(Collected data entries)
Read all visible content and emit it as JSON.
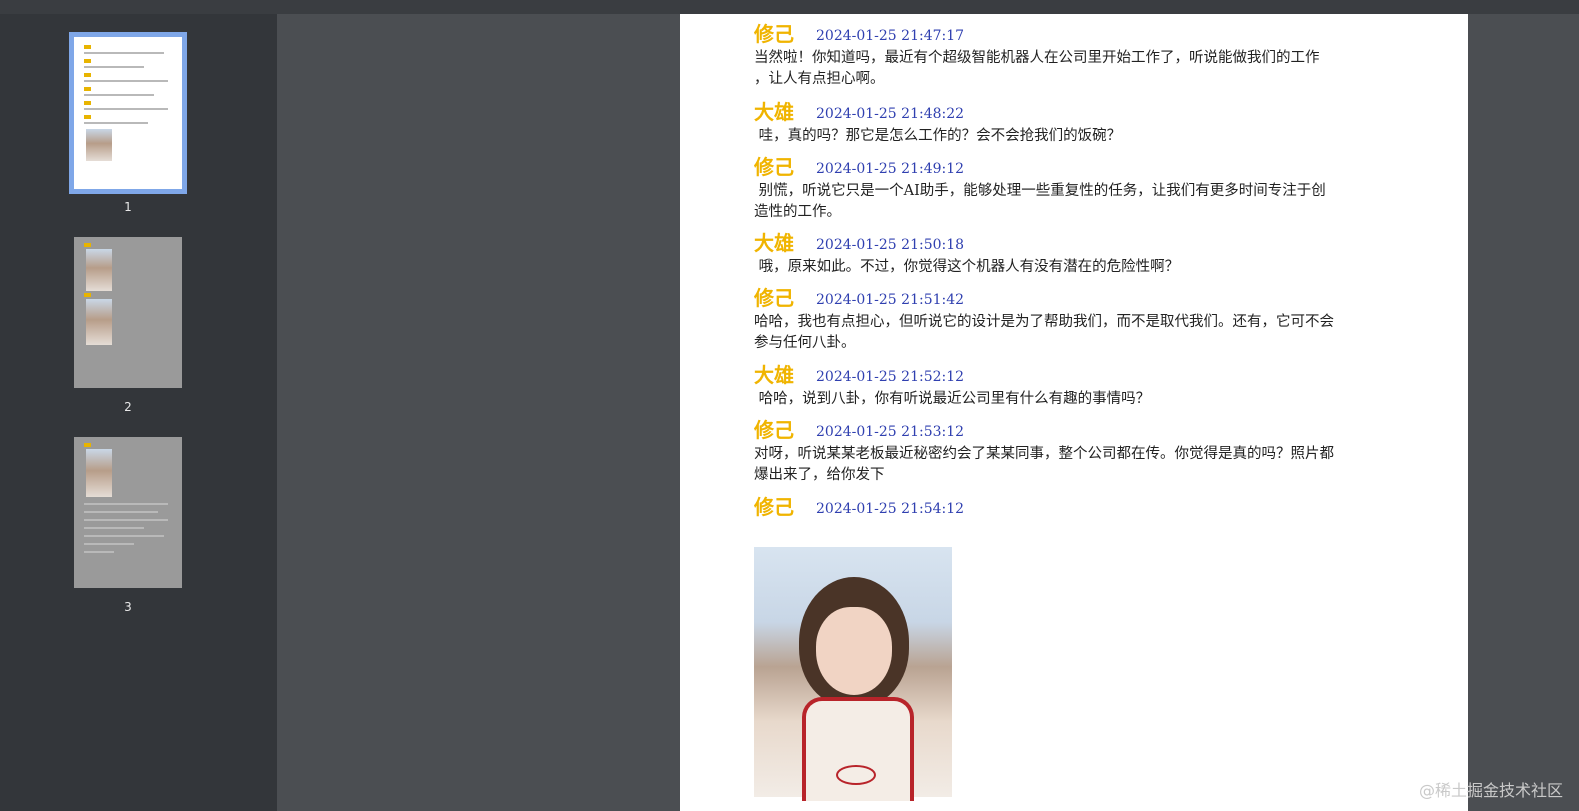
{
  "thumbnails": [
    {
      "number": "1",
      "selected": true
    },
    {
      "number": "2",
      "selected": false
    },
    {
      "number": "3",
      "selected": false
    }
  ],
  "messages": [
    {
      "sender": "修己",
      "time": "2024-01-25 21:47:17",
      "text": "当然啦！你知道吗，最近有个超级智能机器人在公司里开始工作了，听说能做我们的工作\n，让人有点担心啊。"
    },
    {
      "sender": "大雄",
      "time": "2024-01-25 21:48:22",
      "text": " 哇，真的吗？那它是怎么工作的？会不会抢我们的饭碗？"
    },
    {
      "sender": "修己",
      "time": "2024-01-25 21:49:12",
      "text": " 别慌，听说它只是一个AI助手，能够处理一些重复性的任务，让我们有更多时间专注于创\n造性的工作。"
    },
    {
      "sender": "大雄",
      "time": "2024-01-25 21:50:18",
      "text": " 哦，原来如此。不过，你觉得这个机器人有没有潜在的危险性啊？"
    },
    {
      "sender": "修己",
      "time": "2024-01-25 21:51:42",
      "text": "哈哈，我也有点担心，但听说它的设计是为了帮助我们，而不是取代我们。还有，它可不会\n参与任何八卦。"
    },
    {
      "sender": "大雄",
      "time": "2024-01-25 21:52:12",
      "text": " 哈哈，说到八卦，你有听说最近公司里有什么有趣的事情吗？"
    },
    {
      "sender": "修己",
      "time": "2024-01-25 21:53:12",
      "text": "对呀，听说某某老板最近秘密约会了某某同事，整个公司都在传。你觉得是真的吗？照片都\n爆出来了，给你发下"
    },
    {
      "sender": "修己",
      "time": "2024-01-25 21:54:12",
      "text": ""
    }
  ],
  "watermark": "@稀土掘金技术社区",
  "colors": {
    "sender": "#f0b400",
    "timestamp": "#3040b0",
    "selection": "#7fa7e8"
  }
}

■ **Task to carry out**
Using the material above, return every line exactly as it appears, minus the pictures.

■ **Full output**
Read all visible content and emit it as JSON.
{
  "thumbnails": [
    {
      "number": "1",
      "selected": true
    },
    {
      "number": "2",
      "selected": false
    },
    {
      "number": "3",
      "selected": false
    }
  ],
  "messages": [
    {
      "sender": "修己",
      "time": "2024-01-25 21:47:17",
      "text": "当然啦！你知道吗，最近有个超级智能机器人在公司里开始工作了，听说能做我们的工作\n，让人有点担心啊。"
    },
    {
      "sender": "大雄",
      "time": "2024-01-25 21:48:22",
      "text": " 哇，真的吗？那它是怎么工作的？会不会抢我们的饭碗？"
    },
    {
      "sender": "修己",
      "time": "2024-01-25 21:49:12",
      "text": " 别慌，听说它只是一个AI助手，能够处理一些重复性的任务，让我们有更多时间专注于创\n造性的工作。"
    },
    {
      "sender": "大雄",
      "time": "2024-01-25 21:50:18",
      "text": " 哦，原来如此。不过，你觉得这个机器人有没有潜在的危险性啊？"
    },
    {
      "sender": "修己",
      "time": "2024-01-25 21:51:42",
      "text": "哈哈，我也有点担心，但听说它的设计是为了帮助我们，而不是取代我们。还有，它可不会\n参与任何八卦。"
    },
    {
      "sender": "大雄",
      "time": "2024-01-25 21:52:12",
      "text": " 哈哈，说到八卦，你有听说最近公司里有什么有趣的事情吗？"
    },
    {
      "sender": "修己",
      "time": "2024-01-25 21:53:12",
      "text": "对呀，听说某某老板最近秘密约会了某某同事，整个公司都在传。你觉得是真的吗？照片都\n爆出来了，给你发下"
    },
    {
      "sender": "修己",
      "time": "2024-01-25 21:54:12",
      "text": ""
    }
  ],
  "watermark": "@稀土掘金技术社区",
  "colors": {
    "sender": "#f0b400",
    "timestamp": "#3040b0",
    "selection": "#7fa7e8"
  }
}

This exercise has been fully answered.